▶ **Given problem**
Only a number is wanted. Count the lines holding the string "your".

▶ **Material for the task**
= = = = =
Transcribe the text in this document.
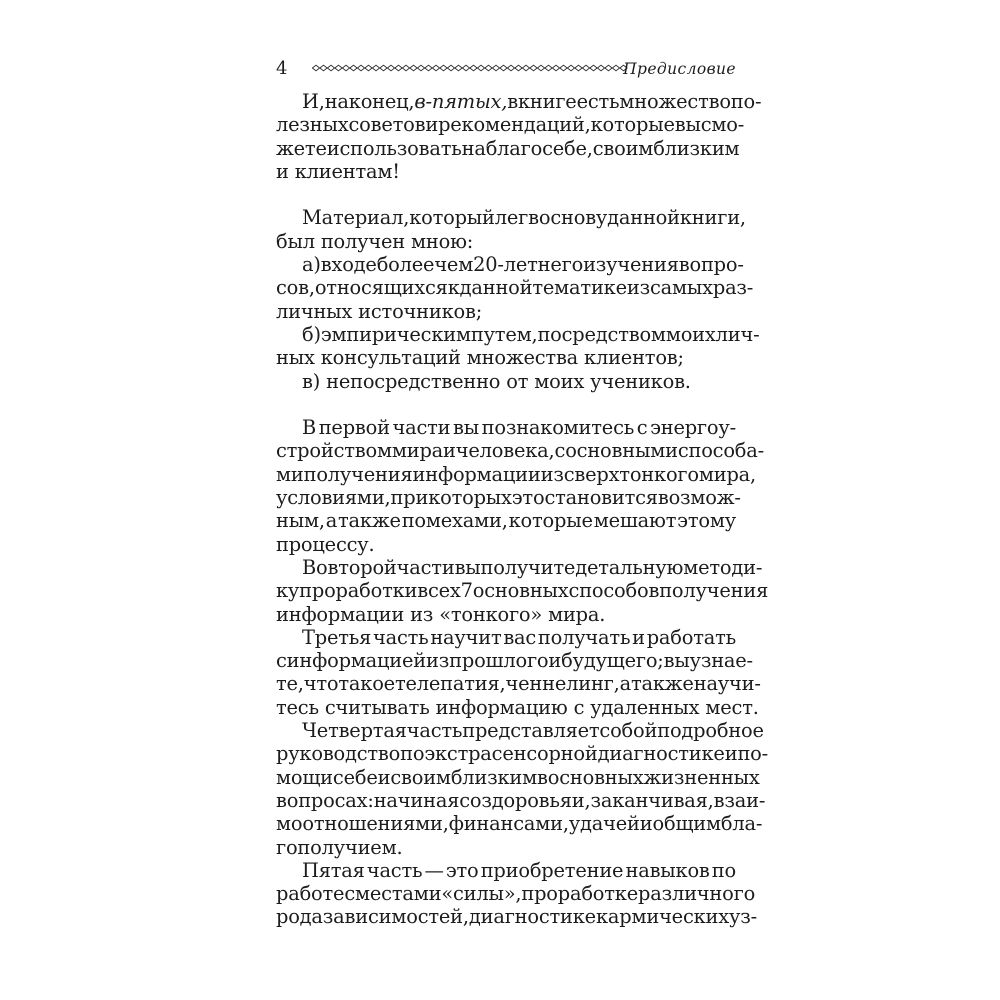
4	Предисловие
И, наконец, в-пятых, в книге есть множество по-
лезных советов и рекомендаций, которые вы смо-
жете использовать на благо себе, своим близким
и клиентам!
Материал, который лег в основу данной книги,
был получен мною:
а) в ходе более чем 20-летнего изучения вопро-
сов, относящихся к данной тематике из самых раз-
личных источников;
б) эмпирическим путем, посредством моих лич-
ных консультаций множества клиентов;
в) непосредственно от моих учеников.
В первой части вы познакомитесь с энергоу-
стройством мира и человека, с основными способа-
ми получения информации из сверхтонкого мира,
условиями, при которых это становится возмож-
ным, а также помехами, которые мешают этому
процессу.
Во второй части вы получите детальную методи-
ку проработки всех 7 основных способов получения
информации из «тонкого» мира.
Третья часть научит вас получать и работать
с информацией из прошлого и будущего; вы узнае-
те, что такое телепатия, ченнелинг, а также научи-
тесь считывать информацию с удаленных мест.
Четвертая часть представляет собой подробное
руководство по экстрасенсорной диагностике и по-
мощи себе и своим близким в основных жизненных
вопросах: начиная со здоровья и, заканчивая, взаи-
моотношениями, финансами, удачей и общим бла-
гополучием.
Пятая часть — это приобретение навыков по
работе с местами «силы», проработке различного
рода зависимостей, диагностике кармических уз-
= = = = =
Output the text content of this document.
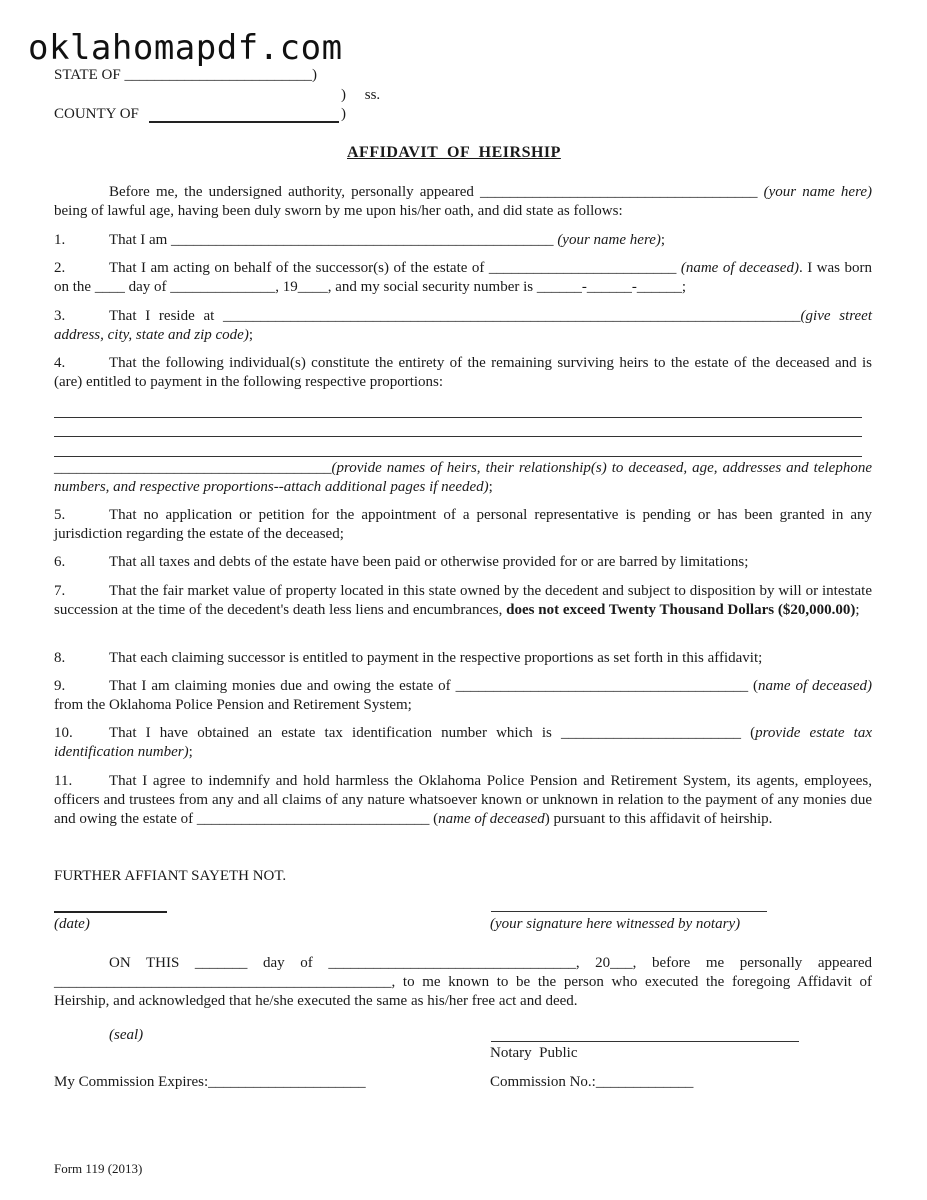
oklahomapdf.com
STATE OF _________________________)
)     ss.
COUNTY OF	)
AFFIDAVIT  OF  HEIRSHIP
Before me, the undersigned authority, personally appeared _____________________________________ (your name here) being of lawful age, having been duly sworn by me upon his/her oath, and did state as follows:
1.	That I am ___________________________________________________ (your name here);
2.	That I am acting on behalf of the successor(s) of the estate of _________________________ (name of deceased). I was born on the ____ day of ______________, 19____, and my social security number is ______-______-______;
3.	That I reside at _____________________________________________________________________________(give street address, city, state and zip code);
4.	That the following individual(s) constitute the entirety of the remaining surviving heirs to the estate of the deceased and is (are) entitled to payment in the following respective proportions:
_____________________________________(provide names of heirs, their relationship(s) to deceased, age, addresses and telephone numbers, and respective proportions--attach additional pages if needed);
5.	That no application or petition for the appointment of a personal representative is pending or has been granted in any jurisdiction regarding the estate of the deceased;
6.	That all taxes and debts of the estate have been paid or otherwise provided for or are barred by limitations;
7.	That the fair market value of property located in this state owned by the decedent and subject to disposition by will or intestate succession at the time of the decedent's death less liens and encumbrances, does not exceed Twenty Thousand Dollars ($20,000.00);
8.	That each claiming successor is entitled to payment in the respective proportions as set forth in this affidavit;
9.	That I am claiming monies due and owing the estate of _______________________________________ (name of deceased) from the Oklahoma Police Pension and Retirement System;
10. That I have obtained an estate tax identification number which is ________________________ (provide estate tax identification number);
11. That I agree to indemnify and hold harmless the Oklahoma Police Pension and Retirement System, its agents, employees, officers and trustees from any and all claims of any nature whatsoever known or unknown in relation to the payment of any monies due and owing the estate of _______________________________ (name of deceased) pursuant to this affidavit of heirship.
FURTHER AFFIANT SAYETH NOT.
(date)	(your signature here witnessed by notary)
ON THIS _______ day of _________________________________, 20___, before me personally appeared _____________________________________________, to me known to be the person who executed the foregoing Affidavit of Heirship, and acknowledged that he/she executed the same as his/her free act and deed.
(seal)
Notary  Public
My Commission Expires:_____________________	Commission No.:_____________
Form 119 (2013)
= = = = =
▶ **Expected answer**
3